Print all the records exactly, please.

Material for this exercise:
▼

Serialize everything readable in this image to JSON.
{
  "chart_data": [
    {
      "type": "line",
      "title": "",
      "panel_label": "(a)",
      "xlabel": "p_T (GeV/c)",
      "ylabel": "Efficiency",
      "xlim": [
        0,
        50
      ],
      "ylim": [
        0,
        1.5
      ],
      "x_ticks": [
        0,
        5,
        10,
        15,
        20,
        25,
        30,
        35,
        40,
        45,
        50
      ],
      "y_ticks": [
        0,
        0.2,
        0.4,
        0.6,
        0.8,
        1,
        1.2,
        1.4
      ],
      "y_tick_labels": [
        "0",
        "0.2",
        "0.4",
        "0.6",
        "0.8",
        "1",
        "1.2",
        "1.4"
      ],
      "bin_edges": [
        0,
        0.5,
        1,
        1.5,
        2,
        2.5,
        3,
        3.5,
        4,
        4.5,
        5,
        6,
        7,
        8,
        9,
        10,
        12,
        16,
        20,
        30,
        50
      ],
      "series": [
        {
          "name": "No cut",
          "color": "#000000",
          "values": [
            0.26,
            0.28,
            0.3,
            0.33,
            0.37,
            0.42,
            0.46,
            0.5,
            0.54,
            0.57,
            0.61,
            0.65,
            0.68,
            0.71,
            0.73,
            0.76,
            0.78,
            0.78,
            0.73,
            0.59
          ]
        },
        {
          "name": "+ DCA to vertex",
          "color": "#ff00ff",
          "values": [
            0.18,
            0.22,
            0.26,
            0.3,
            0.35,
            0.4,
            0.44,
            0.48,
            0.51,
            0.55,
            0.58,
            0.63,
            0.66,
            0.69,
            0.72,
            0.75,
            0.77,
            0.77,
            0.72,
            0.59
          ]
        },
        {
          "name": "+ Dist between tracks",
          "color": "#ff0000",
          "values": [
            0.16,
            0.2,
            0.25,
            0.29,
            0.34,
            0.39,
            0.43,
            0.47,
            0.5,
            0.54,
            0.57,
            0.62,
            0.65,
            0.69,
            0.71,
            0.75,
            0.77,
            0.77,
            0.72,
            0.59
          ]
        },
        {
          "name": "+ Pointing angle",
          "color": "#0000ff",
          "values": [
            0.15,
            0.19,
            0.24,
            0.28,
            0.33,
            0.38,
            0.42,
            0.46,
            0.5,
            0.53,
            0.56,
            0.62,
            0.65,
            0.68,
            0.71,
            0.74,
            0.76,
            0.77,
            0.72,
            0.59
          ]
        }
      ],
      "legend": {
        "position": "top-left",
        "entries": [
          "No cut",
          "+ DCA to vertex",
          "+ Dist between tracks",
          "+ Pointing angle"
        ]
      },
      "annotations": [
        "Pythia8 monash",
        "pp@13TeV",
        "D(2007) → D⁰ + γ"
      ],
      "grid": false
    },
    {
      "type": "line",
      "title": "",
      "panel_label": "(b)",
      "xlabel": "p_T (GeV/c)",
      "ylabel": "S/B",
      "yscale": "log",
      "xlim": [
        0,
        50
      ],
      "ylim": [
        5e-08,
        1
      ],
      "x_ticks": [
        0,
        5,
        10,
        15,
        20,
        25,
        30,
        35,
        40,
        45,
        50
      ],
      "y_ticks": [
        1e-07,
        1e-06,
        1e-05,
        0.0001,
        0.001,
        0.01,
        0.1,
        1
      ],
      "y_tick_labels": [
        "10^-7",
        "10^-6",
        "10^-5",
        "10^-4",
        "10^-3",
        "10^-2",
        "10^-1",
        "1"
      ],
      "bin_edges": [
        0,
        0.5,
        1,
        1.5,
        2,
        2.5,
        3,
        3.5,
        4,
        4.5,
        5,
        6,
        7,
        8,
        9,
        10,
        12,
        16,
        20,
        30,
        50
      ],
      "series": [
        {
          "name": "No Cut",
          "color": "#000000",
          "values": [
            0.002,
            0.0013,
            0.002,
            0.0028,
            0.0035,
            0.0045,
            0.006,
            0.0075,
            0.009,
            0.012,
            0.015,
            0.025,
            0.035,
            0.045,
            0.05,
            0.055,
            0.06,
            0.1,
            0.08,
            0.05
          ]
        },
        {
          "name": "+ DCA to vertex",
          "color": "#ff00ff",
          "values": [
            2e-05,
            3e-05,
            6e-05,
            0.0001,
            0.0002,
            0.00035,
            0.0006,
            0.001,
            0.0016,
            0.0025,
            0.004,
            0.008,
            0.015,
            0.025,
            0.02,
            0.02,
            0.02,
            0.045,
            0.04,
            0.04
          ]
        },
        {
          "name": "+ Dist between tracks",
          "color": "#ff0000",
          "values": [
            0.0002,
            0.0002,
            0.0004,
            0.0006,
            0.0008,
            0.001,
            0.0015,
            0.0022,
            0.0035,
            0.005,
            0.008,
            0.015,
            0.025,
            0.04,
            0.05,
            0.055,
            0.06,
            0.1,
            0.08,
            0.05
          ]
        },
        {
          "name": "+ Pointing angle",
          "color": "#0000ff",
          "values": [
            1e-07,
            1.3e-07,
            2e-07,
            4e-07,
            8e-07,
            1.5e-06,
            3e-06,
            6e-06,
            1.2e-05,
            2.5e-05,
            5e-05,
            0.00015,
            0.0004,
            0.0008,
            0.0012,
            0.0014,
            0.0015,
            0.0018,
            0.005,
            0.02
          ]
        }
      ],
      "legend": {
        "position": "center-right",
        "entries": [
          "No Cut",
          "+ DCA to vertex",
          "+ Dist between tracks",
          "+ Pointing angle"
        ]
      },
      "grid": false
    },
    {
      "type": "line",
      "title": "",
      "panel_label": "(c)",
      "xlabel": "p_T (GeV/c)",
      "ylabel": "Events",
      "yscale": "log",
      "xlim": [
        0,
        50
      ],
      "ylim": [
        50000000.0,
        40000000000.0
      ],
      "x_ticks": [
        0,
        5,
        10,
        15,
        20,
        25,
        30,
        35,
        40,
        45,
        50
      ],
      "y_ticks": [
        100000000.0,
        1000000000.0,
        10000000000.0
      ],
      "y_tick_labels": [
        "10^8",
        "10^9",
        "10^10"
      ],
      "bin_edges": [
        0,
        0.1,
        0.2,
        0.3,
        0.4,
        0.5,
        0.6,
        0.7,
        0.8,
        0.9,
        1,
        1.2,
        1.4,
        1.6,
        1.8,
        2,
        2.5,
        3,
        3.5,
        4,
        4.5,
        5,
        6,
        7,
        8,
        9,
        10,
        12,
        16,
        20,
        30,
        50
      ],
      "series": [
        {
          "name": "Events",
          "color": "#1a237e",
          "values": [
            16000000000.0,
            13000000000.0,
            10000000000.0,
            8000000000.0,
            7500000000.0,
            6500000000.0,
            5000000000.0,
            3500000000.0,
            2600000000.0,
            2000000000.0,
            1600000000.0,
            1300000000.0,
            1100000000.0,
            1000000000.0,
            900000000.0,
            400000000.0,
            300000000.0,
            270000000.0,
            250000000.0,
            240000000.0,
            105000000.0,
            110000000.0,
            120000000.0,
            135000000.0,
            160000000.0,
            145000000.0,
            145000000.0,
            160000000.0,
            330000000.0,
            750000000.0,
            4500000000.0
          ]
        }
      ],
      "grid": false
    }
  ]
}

▲

Result of the exercise:
Serialize everything readable in this image to JSON.
{
  "chart_data": [
    {
      "type": "line",
      "title": "",
      "panel_label": "(a)",
      "xlabel": "p_T (GeV/c)",
      "ylabel": "Efficiency",
      "xlim": [
        0,
        50
      ],
      "ylim": [
        0,
        1.5
      ],
      "x_ticks": [
        0,
        5,
        10,
        15,
        20,
        25,
        30,
        35,
        40,
        45,
        50
      ],
      "y_ticks": [
        0,
        0.2,
        0.4,
        0.6,
        0.8,
        1,
        1.2,
        1.4
      ],
      "y_tick_labels": [
        "0",
        "0.2",
        "0.4",
        "0.6",
        "0.8",
        "1",
        "1.2",
        "1.4"
      ],
      "bin_edges": [
        0,
        0.5,
        1,
        1.5,
        2,
        2.5,
        3,
        3.5,
        4,
        4.5,
        5,
        6,
        7,
        8,
        9,
        10,
        12,
        16,
        20,
        30,
        50
      ],
      "series": [
        {
          "name": "No cut",
          "color": "#000000",
          "values": [
            0.26,
            0.28,
            0.3,
            0.33,
            0.37,
            0.42,
            0.46,
            0.5,
            0.54,
            0.57,
            0.61,
            0.65,
            0.68,
            0.71,
            0.73,
            0.76,
            0.78,
            0.78,
            0.73,
            0.59
          ]
        },
        {
          "name": "+ DCA to vertex",
          "color": "#ff00ff",
          "values": [
            0.18,
            0.22,
            0.26,
            0.3,
            0.35,
            0.4,
            0.44,
            0.48,
            0.51,
            0.55,
            0.58,
            0.63,
            0.66,
            0.69,
            0.72,
            0.75,
            0.77,
            0.77,
            0.72,
            0.59
          ]
        },
        {
          "name": "+ Dist between tracks",
          "color": "#ff0000",
          "values": [
            0.16,
            0.2,
            0.25,
            0.29,
            0.34,
            0.39,
            0.43,
            0.47,
            0.5,
            0.54,
            0.57,
            0.62,
            0.65,
            0.69,
            0.71,
            0.75,
            0.77,
            0.77,
            0.72,
            0.59
          ]
        },
        {
          "name": "+ Pointing angle",
          "color": "#0000ff",
          "values": [
            0.15,
            0.19,
            0.24,
            0.28,
            0.33,
            0.38,
            0.42,
            0.46,
            0.5,
            0.53,
            0.56,
            0.62,
            0.65,
            0.68,
            0.71,
            0.74,
            0.76,
            0.77,
            0.72,
            0.59
          ]
        }
      ],
      "legend": {
        "position": "top-left",
        "entries": [
          "No cut",
          "+ DCA to vertex",
          "+ Dist between tracks",
          "+ Pointing angle"
        ]
      },
      "annotations": [
        "Pythia8 monash",
        "pp@13TeV",
        "D(2007) → D⁰ + γ"
      ],
      "grid": false
    },
    {
      "type": "line",
      "title": "",
      "panel_label": "(b)",
      "xlabel": "p_T (GeV/c)",
      "ylabel": "S/B",
      "yscale": "log",
      "xlim": [
        0,
        50
      ],
      "ylim": [
        5e-08,
        1
      ],
      "x_ticks": [
        0,
        5,
        10,
        15,
        20,
        25,
        30,
        35,
        40,
        45,
        50
      ],
      "y_ticks": [
        1e-07,
        1e-06,
        1e-05,
        0.0001,
        0.001,
        0.01,
        0.1,
        1
      ],
      "y_tick_labels": [
        "10^-7",
        "10^-6",
        "10^-5",
        "10^-4",
        "10^-3",
        "10^-2",
        "10^-1",
        "1"
      ],
      "bin_edges": [
        0,
        0.5,
        1,
        1.5,
        2,
        2.5,
        3,
        3.5,
        4,
        4.5,
        5,
        6,
        7,
        8,
        9,
        10,
        12,
        16,
        20,
        30,
        50
      ],
      "series": [
        {
          "name": "No Cut",
          "color": "#000000",
          "values": [
            0.002,
            0.0013,
            0.002,
            0.0028,
            0.0035,
            0.0045,
            0.006,
            0.0075,
            0.009,
            0.012,
            0.015,
            0.025,
            0.035,
            0.045,
            0.05,
            0.055,
            0.06,
            0.1,
            0.08,
            0.05
          ]
        },
        {
          "name": "+ DCA to vertex",
          "color": "#ff00ff",
          "values": [
            2e-05,
            3e-05,
            6e-05,
            0.0001,
            0.0002,
            0.00035,
            0.0006,
            0.001,
            0.0016,
            0.0025,
            0.004,
            0.008,
            0.015,
            0.025,
            0.02,
            0.02,
            0.02,
            0.045,
            0.04,
            0.04
          ]
        },
        {
          "name": "+ Dist between tracks",
          "color": "#ff0000",
          "values": [
            0.0002,
            0.0002,
            0.0004,
            0.0006,
            0.0008,
            0.001,
            0.0015,
            0.0022,
            0.0035,
            0.005,
            0.008,
            0.015,
            0.025,
            0.04,
            0.05,
            0.055,
            0.06,
            0.1,
            0.08,
            0.05
          ]
        },
        {
          "name": "+ Pointing angle",
          "color": "#0000ff",
          "values": [
            1e-07,
            1.3e-07,
            2e-07,
            4e-07,
            8e-07,
            1.5e-06,
            3e-06,
            6e-06,
            1.2e-05,
            2.5e-05,
            5e-05,
            0.00015,
            0.0004,
            0.0008,
            0.0012,
            0.0014,
            0.0015,
            0.0018,
            0.005,
            0.02
          ]
        }
      ],
      "legend": {
        "position": "center-right",
        "entries": [
          "No Cut",
          "+ DCA to vertex",
          "+ Dist between tracks",
          "+ Pointing angle"
        ]
      },
      "grid": false
    },
    {
      "type": "line",
      "title": "",
      "panel_label": "(c)",
      "xlabel": "p_T (GeV/c)",
      "ylabel": "Events",
      "yscale": "log",
      "xlim": [
        0,
        50
      ],
      "ylim": [
        50000000.0,
        40000000000.0
      ],
      "x_ticks": [
        0,
        5,
        10,
        15,
        20,
        25,
        30,
        35,
        40,
        45,
        50
      ],
      "y_ticks": [
        100000000.0,
        1000000000.0,
        10000000000.0
      ],
      "y_tick_labels": [
        "10^8",
        "10^9",
        "10^10"
      ],
      "bin_edges": [
        0,
        0.1,
        0.2,
        0.3,
        0.4,
        0.5,
        0.6,
        0.7,
        0.8,
        0.9,
        1,
        1.2,
        1.4,
        1.6,
        1.8,
        2,
        2.5,
        3,
        3.5,
        4,
        4.5,
        5,
        6,
        7,
        8,
        9,
        10,
        12,
        16,
        20,
        30,
        50
      ],
      "series": [
        {
          "name": "Events",
          "color": "#1a237e",
          "values": [
            16000000000.0,
            13000000000.0,
            10000000000.0,
            8000000000.0,
            7500000000.0,
            6500000000.0,
            5000000000.0,
            3500000000.0,
            2600000000.0,
            2000000000.0,
            1600000000.0,
            1300000000.0,
            1100000000.0,
            1000000000.0,
            900000000.0,
            400000000.0,
            300000000.0,
            270000000.0,
            250000000.0,
            240000000.0,
            105000000.0,
            110000000.0,
            120000000.0,
            135000000.0,
            160000000.0,
            145000000.0,
            145000000.0,
            160000000.0,
            330000000.0,
            750000000.0,
            4500000000.0
          ]
        }
      ],
      "grid": false
    }
  ]
}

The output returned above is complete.